**Task description**
Set the data down again, exactly as it reads, but without the pictures.
--- Input ---
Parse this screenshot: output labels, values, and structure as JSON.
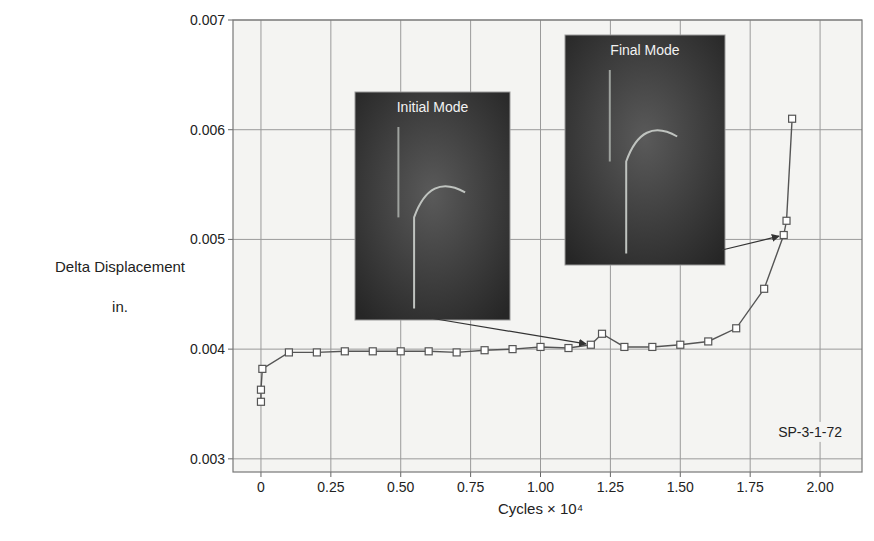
{
  "chart_data": {
    "type": "line",
    "xlabel": "Cycles × 10⁴",
    "ylabel": "Delta Displacement",
    "ylabel_unit": "in.",
    "x": [
      0,
      0,
      0.005,
      0.1,
      0.2,
      0.3,
      0.4,
      0.5,
      0.6,
      0.7,
      0.8,
      0.9,
      1.0,
      1.1,
      1.18,
      1.22,
      1.3,
      1.4,
      1.5,
      1.6,
      1.7,
      1.8,
      1.87,
      1.88,
      1.9
    ],
    "values": [
      0.00352,
      0.00363,
      0.00382,
      0.00397,
      0.00397,
      0.00398,
      0.00398,
      0.00398,
      0.00398,
      0.00397,
      0.00399,
      0.004,
      0.00402,
      0.00401,
      0.00404,
      0.00414,
      0.00402,
      0.00402,
      0.00404,
      0.00407,
      0.00419,
      0.00455,
      0.00504,
      0.00517,
      0.0061
    ],
    "color": "#555555",
    "marker": "square",
    "xlim": [
      -0.1,
      2.15
    ],
    "ylim": [
      0.00288,
      0.007
    ],
    "xticks": [
      0,
      0.25,
      {
        "value": 0.5,
        "label": "0.50"
      },
      0.75,
      {
        "value": 1,
        "label": "1.00"
      },
      1.25,
      {
        "value": 1.5,
        "label": "1.50"
      },
      1.75,
      {
        "value": 2,
        "label": "2.00"
      }
    ],
    "yticks": [
      0.003,
      0.004,
      0.005,
      0.006,
      0.007
    ],
    "grid": true,
    "annotations": [
      {
        "text": "Initial Mode",
        "x": 1.18,
        "y": 0.00404
      },
      {
        "text": "Final Mode",
        "x": 1.87,
        "y": 0.00504
      },
      {
        "text": "SP-3-1-72"
      }
    ]
  }
}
---
**Answer to the exercise**
Parse this screenshot: output labels, values, and structure as JSON.
{
  "chart_data": {
    "type": "line",
    "xlabel": "Cycles × 10⁴",
    "ylabel": "Delta Displacement",
    "ylabel_unit": "in.",
    "x": [
      0,
      0,
      0.005,
      0.1,
      0.2,
      0.3,
      0.4,
      0.5,
      0.6,
      0.7,
      0.8,
      0.9,
      1.0,
      1.1,
      1.18,
      1.22,
      1.3,
      1.4,
      1.5,
      1.6,
      1.7,
      1.8,
      1.87,
      1.88,
      1.9
    ],
    "values": [
      0.00352,
      0.00363,
      0.00382,
      0.00397,
      0.00397,
      0.00398,
      0.00398,
      0.00398,
      0.00398,
      0.00397,
      0.00399,
      0.004,
      0.00402,
      0.00401,
      0.00404,
      0.00414,
      0.00402,
      0.00402,
      0.00404,
      0.00407,
      0.00419,
      0.00455,
      0.00504,
      0.00517,
      0.0061
    ],
    "color": "#555555",
    "marker": "square",
    "xlim": [
      -0.1,
      2.15
    ],
    "ylim": [
      0.00288,
      0.007
    ],
    "xticks": [
      0,
      0.25,
      {
        "value": 0.5,
        "label": "0.50"
      },
      0.75,
      {
        "value": 1,
        "label": "1.00"
      },
      1.25,
      {
        "value": 1.5,
        "label": "1.50"
      },
      1.75,
      {
        "value": 2,
        "label": "2.00"
      }
    ],
    "yticks": [
      0.003,
      0.004,
      0.005,
      0.006,
      0.007
    ],
    "grid": true,
    "annotations": [
      {
        "text": "Initial Mode",
        "x": 1.18,
        "y": 0.00404
      },
      {
        "text": "Final Mode",
        "x": 1.87,
        "y": 0.00504
      },
      {
        "text": "SP-3-1-72"
      }
    ]
  }
}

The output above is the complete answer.